▸ Written request
Omit any picture, and return the remaining data exactly as written.

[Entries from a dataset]

>> BEGIN

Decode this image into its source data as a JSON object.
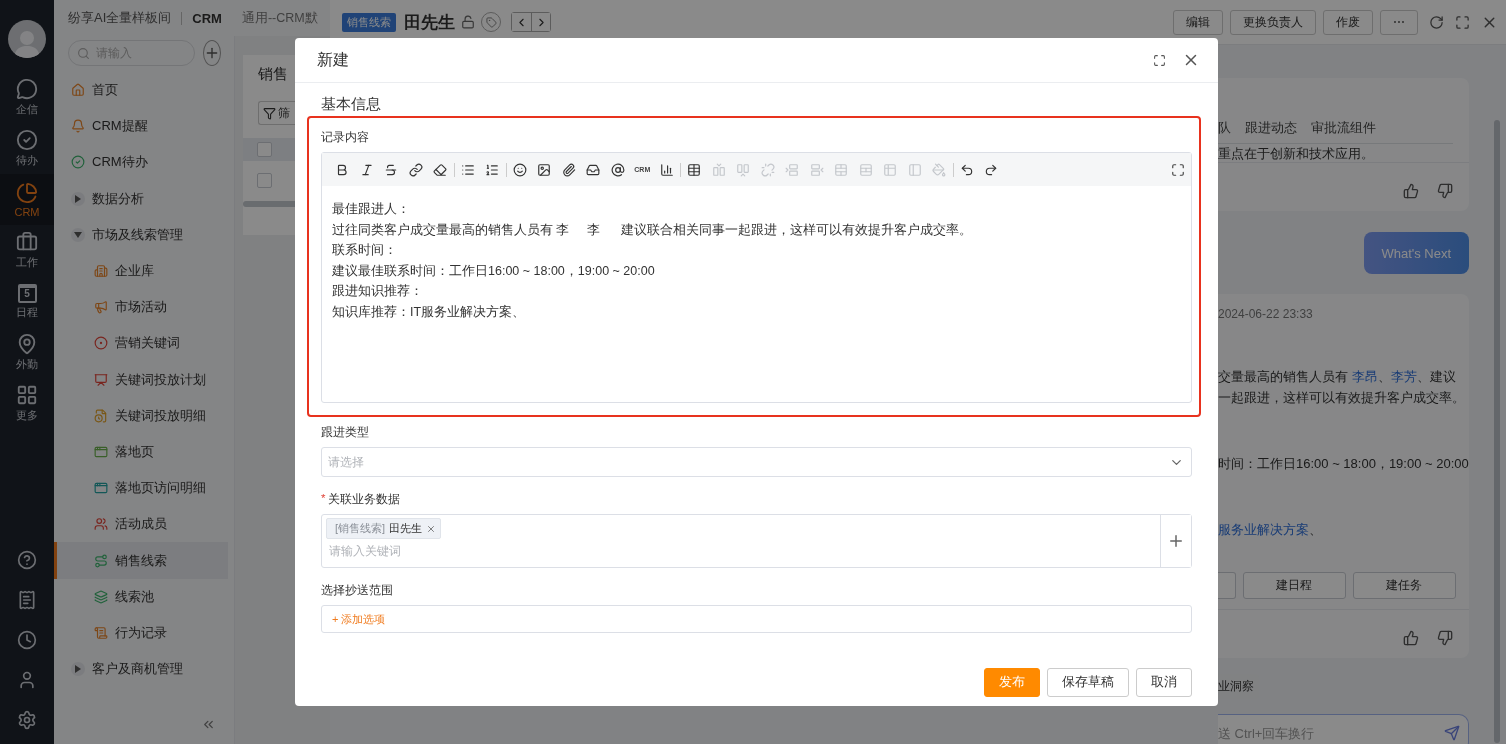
{
  "app": {
    "title": "纷享AI全量样板间",
    "module": "CRM",
    "breadcrumb": "通用--CRM默"
  },
  "rail": {
    "items": [
      {
        "label": "企信",
        "selected": false
      },
      {
        "label": "待办",
        "selected": false
      },
      {
        "label": "CRM",
        "selected": true
      },
      {
        "label": "工作",
        "selected": false
      },
      {
        "label": "日程",
        "selected": false,
        "day": "5"
      },
      {
        "label": "外勤",
        "selected": false
      },
      {
        "label": "更多",
        "selected": false
      }
    ]
  },
  "sidebar": {
    "search": {
      "placeholder": "请输入"
    },
    "items": [
      {
        "label": "首页",
        "selected": false
      },
      {
        "label": "CRM提醒",
        "selected": false
      },
      {
        "label": "CRM待办",
        "selected": false
      },
      {
        "label": "数据分析",
        "expanded": false
      },
      {
        "label": "市场及线索管理",
        "expanded": true,
        "children": [
          {
            "label": "企业库",
            "selected": false
          },
          {
            "label": "市场活动",
            "selected": false
          },
          {
            "label": "营销关键词",
            "selected": false
          },
          {
            "label": "关键词投放计划",
            "selected": false
          },
          {
            "label": "关键词投放明细",
            "selected": false
          },
          {
            "label": "落地页",
            "selected": false
          },
          {
            "label": "落地页访问明细",
            "selected": false
          },
          {
            "label": "活动成员",
            "selected": false
          },
          {
            "label": "销售线索",
            "selected": true
          },
          {
            "label": "线索池",
            "selected": false
          },
          {
            "label": "行为记录",
            "selected": false
          }
        ]
      },
      {
        "label": "客户及商机管理",
        "expanded": false
      }
    ]
  },
  "list_panel": {
    "title": "销售",
    "filter": "筛",
    "header_checked": false,
    "rows": [
      {
        "checked": false
      }
    ]
  },
  "detail": {
    "tag": "销售线索",
    "name": "田先生",
    "actions": [
      "编辑",
      "更换负责人",
      "作废",
      "⋯"
    ]
  },
  "assistant": {
    "tabs": [
      {
        "label": "队",
        "selected": false
      },
      {
        "label": "跟进动态",
        "selected": false
      },
      {
        "label": "审批流组件",
        "selected": false
      }
    ],
    "snippet": "重点在于创新和技术应用。",
    "prompt": "What's Next",
    "reply": {
      "time": "2024-06-22 23:33",
      "paragraphs": [
        [
          [
            {
              "text": "交量最高的销售人员有 ",
              "link": false
            },
            {
              "text": "李昂",
              "link": true
            },
            {
              "text": "、",
              "link": false
            },
            {
              "text": "李芳",
              "link": true
            },
            {
              "text": "、建议",
              "link": false
            }
          ],
          [
            {
              "text": "一起跟进，这样可以有效提升客户成交率。",
              "link": false
            }
          ]
        ],
        [
          [
            {
              "text": "时间：工作日16:00 ~ 18:00，19:00 ~ 20:00",
              "link": false
            }
          ]
        ],
        [
          [
            {
              "text": "服务业解决方案",
              "link": true
            },
            {
              "text": "、",
              "link": false
            }
          ]
        ]
      ]
    },
    "actions": [
      "建日程",
      "建任务"
    ],
    "chip": "业洞察",
    "input": {
      "placeholder": "送 Ctrl+回车换行"
    }
  },
  "modal": {
    "title": "新建",
    "section": "基本信息",
    "content": {
      "label": "记录内容",
      "toolbar": [
        {
          "kind": "icon",
          "disabled": false
        },
        {
          "kind": "icon",
          "disabled": false
        },
        {
          "kind": "icon",
          "disabled": false
        },
        {
          "kind": "icon",
          "disabled": false
        },
        {
          "kind": "icon",
          "disabled": false
        },
        {
          "kind": "separator"
        },
        {
          "kind": "icon",
          "disabled": false
        },
        {
          "kind": "icon",
          "disabled": false
        },
        {
          "kind": "separator"
        },
        {
          "kind": "icon",
          "disabled": false
        },
        {
          "kind": "icon",
          "disabled": false
        },
        {
          "kind": "icon",
          "disabled": false
        },
        {
          "kind": "icon",
          "disabled": false
        },
        {
          "kind": "icon",
          "disabled": false
        },
        {
          "kind": "text",
          "label": "CRM",
          "disabled": false
        },
        {
          "kind": "icon",
          "disabled": false
        },
        {
          "kind": "separator"
        },
        {
          "kind": "icon",
          "disabled": false
        },
        {
          "kind": "icon",
          "disabled": true
        },
        {
          "kind": "icon",
          "disabled": true
        },
        {
          "kind": "icon",
          "disabled": true
        },
        {
          "kind": "icon",
          "disabled": true
        },
        {
          "kind": "icon",
          "disabled": true
        },
        {
          "kind": "icon",
          "disabled": true
        },
        {
          "kind": "icon",
          "disabled": true
        },
        {
          "kind": "icon",
          "disabled": true
        },
        {
          "kind": "icon",
          "disabled": true
        },
        {
          "kind": "icon",
          "disabled": true
        },
        {
          "kind": "separator"
        },
        {
          "kind": "icon",
          "disabled": false
        },
        {
          "kind": "icon",
          "disabled": false
        }
      ],
      "lines": [
        "最佳跟进人：",
        "过往同类客户成交量最高的销售人员有 李     李      建议联合相关同事一起跟进，这样可以有效提升客户成交率。",
        "联系时间：",
        "建议最佳联系时间：工作日16:00 ~ 18:00，19:00 ~ 20:00",
        "跟进知识推荐：",
        "知识库推荐：IT服务业解决方案、"
      ]
    },
    "follow_type": {
      "label": "跟进类型",
      "placeholder": "请选择"
    },
    "related": {
      "label": "关联业务数据",
      "required_mark": "*",
      "tags": [
        {
          "prefix": "[销售线索]",
          "name": "田先生"
        }
      ],
      "placeholder": "请输入关键词"
    },
    "cc": {
      "label": "选择抄送范围",
      "add": "+ 添加选项"
    },
    "buttons": [
      {
        "label": "发布",
        "kind": "primary"
      },
      {
        "label": "保存草稿",
        "kind": "default"
      },
      {
        "label": "取消",
        "kind": "default"
      }
    ]
  }
}
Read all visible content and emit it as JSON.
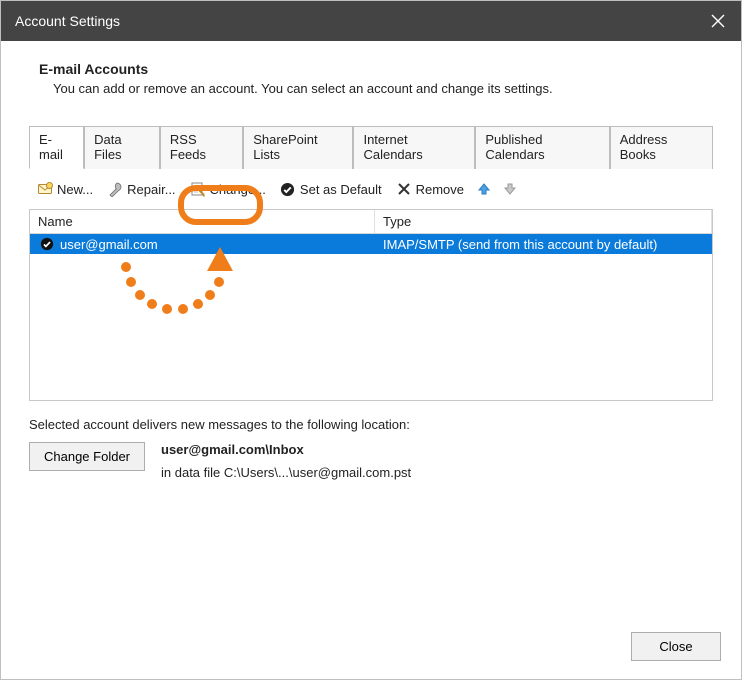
{
  "window": {
    "title": "Account Settings"
  },
  "header": {
    "title": "E-mail Accounts",
    "description": "You can add or remove an account. You can select an account and change its settings."
  },
  "tabs": [
    {
      "label": "E-mail",
      "active": true
    },
    {
      "label": "Data Files"
    },
    {
      "label": "RSS Feeds"
    },
    {
      "label": "SharePoint Lists"
    },
    {
      "label": "Internet Calendars"
    },
    {
      "label": "Published Calendars"
    },
    {
      "label": "Address Books"
    }
  ],
  "toolbar": {
    "new": "New...",
    "repair": "Repair...",
    "change": "Change...",
    "set_default": "Set as Default",
    "remove": "Remove"
  },
  "list": {
    "columns": {
      "name": "Name",
      "type": "Type"
    },
    "rows": [
      {
        "name": "user@gmail.com",
        "type": "IMAP/SMTP (send from this account by default)",
        "default": true
      }
    ]
  },
  "delivery": {
    "label": "Selected account delivers new messages to the following location:",
    "change_folder_btn": "Change Folder",
    "location": "user@gmail.com\\Inbox",
    "data_file": "in data file C:\\Users\\...\\user@gmail.com.pst"
  },
  "footer": {
    "close": "Close"
  },
  "icons": {
    "new": "new-mail-icon",
    "repair": "repair-icon",
    "change": "change-icon",
    "set_default": "check-circle-icon",
    "remove": "remove-x-icon",
    "up": "arrow-up-icon",
    "down": "arrow-down-icon",
    "close": "close-icon",
    "default_account": "check-circle-icon"
  },
  "colors": {
    "accent": "#0a7bda",
    "annotation": "#EF7E1A"
  }
}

>> END

▸ Written solution
Decode this image into its source data as a JSON object.
{
  "app": {
    "title": "纷享AI全量样板间",
    "module": "CRM",
    "breadcrumb": "通用--CRM默"
  },
  "rail": {
    "items": [
      {
        "label": "企信",
        "selected": false
      },
      {
        "label": "待办",
        "selected": false
      },
      {
        "label": "CRM",
        "selected": true
      },
      {
        "label": "工作",
        "selected": false
      },
      {
        "label": "日程",
        "selected": false,
        "day": "5"
      },
      {
        "label": "外勤",
        "selected": false
      },
      {
        "label": "更多",
        "selected": false
      }
    ]
  },
  "sidebar": {
    "search": {
      "placeholder": "请输入"
    },
    "items": [
      {
        "label": "首页",
        "selected": false
      },
      {
        "label": "CRM提醒",
        "selected": false
      },
      {
        "label": "CRM待办",
        "selected": false
      },
      {
        "label": "数据分析",
        "expanded": false
      },
      {
        "label": "市场及线索管理",
        "expanded": true,
        "children": [
          {
            "label": "企业库",
            "selected": false
          },
          {
            "label": "市场活动",
            "selected": false
          },
          {
            "label": "营销关键词",
            "selected": false
          },
          {
            "label": "关键词投放计划",
            "selected": false
          },
          {
            "label": "关键词投放明细",
            "selected": false
          },
          {
            "label": "落地页",
            "selected": false
          },
          {
            "label": "落地页访问明细",
            "selected": false
          },
          {
            "label": "活动成员",
            "selected": false
          },
          {
            "label": "销售线索",
            "selected": true
          },
          {
            "label": "线索池",
            "selected": false
          },
          {
            "label": "行为记录",
            "selected": false
          }
        ]
      },
      {
        "label": "客户及商机管理",
        "expanded": false
      }
    ]
  },
  "list_panel": {
    "title": "销售",
    "filter": "筛",
    "header_checked": false,
    "rows": [
      {
        "checked": false
      }
    ]
  },
  "detail": {
    "tag": "销售线索",
    "name": "田先生",
    "actions": [
      "编辑",
      "更换负责人",
      "作废",
      "⋯"
    ]
  },
  "assistant": {
    "tabs": [
      {
        "label": "队",
        "selected": false
      },
      {
        "label": "跟进动态",
        "selected": false
      },
      {
        "label": "审批流组件",
        "selected": false
      }
    ],
    "snippet": "重点在于创新和技术应用。",
    "prompt": "What's Next",
    "reply": {
      "time": "2024-06-22 23:33",
      "paragraphs": [
        [
          [
            {
              "text": "交量最高的销售人员有 ",
              "link": false
            },
            {
              "text": "李昂",
              "link": true
            },
            {
              "text": "、",
              "link": false
            },
            {
              "text": "李芳",
              "link": true
            },
            {
              "text": "、建议",
              "link": false
            }
          ],
          [
            {
              "text": "一起跟进，这样可以有效提升客户成交率。",
              "link": false
            }
          ]
        ],
        [
          [
            {
              "text": "时间：工作日16:00 ~ 18:00，19:00 ~ 20:00",
              "link": false
            }
          ]
        ],
        [
          [
            {
              "text": "服务业解决方案",
              "link": true
            },
            {
              "text": "、",
              "link": false
            }
          ]
        ]
      ]
    },
    "actions": [
      "建日程",
      "建任务"
    ],
    "chip": "业洞察",
    "input": {
      "placeholder": "送 Ctrl+回车换行"
    }
  },
  "modal": {
    "title": "新建",
    "section": "基本信息",
    "content": {
      "label": "记录内容",
      "toolbar": [
        {
          "kind": "icon",
          "disabled": false
        },
        {
          "kind": "icon",
          "disabled": false
        },
        {
          "kind": "icon",
          "disabled": false
        },
        {
          "kind": "icon",
          "disabled": false
        },
        {
          "kind": "icon",
          "disabled": false
        },
        {
          "kind": "separator"
        },
        {
          "kind": "icon",
          "disabled": false
        },
        {
          "kind": "icon",
          "disabled": false
        },
        {
          "kind": "separator"
        },
        {
          "kind": "icon",
          "disabled": false
        },
        {
          "kind": "icon",
          "disabled": false
        },
        {
          "kind": "icon",
          "disabled": false
        },
        {
          "kind": "icon",
          "disabled": false
        },
        {
          "kind": "icon",
          "disabled": false
        },
        {
          "kind": "text",
          "label": "CRM",
          "disabled": false
        },
        {
          "kind": "icon",
          "disabled": false
        },
        {
          "kind": "separator"
        },
        {
          "kind": "icon",
          "disabled": false
        },
        {
          "kind": "icon",
          "disabled": true
        },
        {
          "kind": "icon",
          "disabled": true
        },
        {
          "kind": "icon",
          "disabled": true
        },
        {
          "kind": "icon",
          "disabled": true
        },
        {
          "kind": "icon",
          "disabled": true
        },
        {
          "kind": "icon",
          "disabled": true
        },
        {
          "kind": "icon",
          "disabled": true
        },
        {
          "kind": "icon",
          "disabled": true
        },
        {
          "kind": "icon",
          "disabled": true
        },
        {
          "kind": "icon",
          "disabled": true
        },
        {
          "kind": "separator"
        },
        {
          "kind": "icon",
          "disabled": false
        },
        {
          "kind": "icon",
          "disabled": false
        }
      ],
      "lines": [
        "最佳跟进人：",
        "过往同类客户成交量最高的销售人员有 李     李      建议联合相关同事一起跟进，这样可以有效提升客户成交率。",
        "联系时间：",
        "建议最佳联系时间：工作日16:00 ~ 18:00，19:00 ~ 20:00",
        "跟进知识推荐：",
        "知识库推荐：IT服务业解决方案、"
      ]
    },
    "follow_type": {
      "label": "跟进类型",
      "placeholder": "请选择"
    },
    "related": {
      "label": "关联业务数据",
      "required_mark": "*",
      "tags": [
        {
          "prefix": "[销售线索]",
          "name": "田先生"
        }
      ],
      "placeholder": "请输入关键词"
    },
    "cc": {
      "label": "选择抄送范围",
      "add": "+ 添加选项"
    },
    "buttons": [
      {
        "label": "发布",
        "kind": "primary"
      },
      {
        "label": "保存草稿",
        "kind": "default"
      },
      {
        "label": "取消",
        "kind": "default"
      }
    ]
  }
}
Read all visible content and emit it as JSON.
{
  "window": {
    "title": "Account Settings"
  },
  "header": {
    "title": "E-mail Accounts",
    "description": "You can add or remove an account. You can select an account and change its settings."
  },
  "tabs": [
    {
      "label": "E-mail",
      "active": true
    },
    {
      "label": "Data Files"
    },
    {
      "label": "RSS Feeds"
    },
    {
      "label": "SharePoint Lists"
    },
    {
      "label": "Internet Calendars"
    },
    {
      "label": "Published Calendars"
    },
    {
      "label": "Address Books"
    }
  ],
  "toolbar": {
    "new": "New...",
    "repair": "Repair...",
    "change": "Change...",
    "set_default": "Set as Default",
    "remove": "Remove"
  },
  "list": {
    "columns": {
      "name": "Name",
      "type": "Type"
    },
    "rows": [
      {
        "name": "user@gmail.com",
        "type": "IMAP/SMTP (send from this account by default)",
        "default": true
      }
    ]
  },
  "delivery": {
    "label": "Selected account delivers new messages to the following location:",
    "change_folder_btn": "Change Folder",
    "location": "user@gmail.com\\Inbox",
    "data_file": "in data file C:\\Users\\...\\user@gmail.com.pst"
  },
  "footer": {
    "close": "Close"
  },
  "icons": {
    "new": "new-mail-icon",
    "repair": "repair-icon",
    "change": "change-icon",
    "set_default": "check-circle-icon",
    "remove": "remove-x-icon",
    "up": "arrow-up-icon",
    "down": "arrow-down-icon",
    "close": "close-icon",
    "default_account": "check-circle-icon"
  },
  "colors": {
    "accent": "#0a7bda",
    "annotation": "#EF7E1A"
  }
}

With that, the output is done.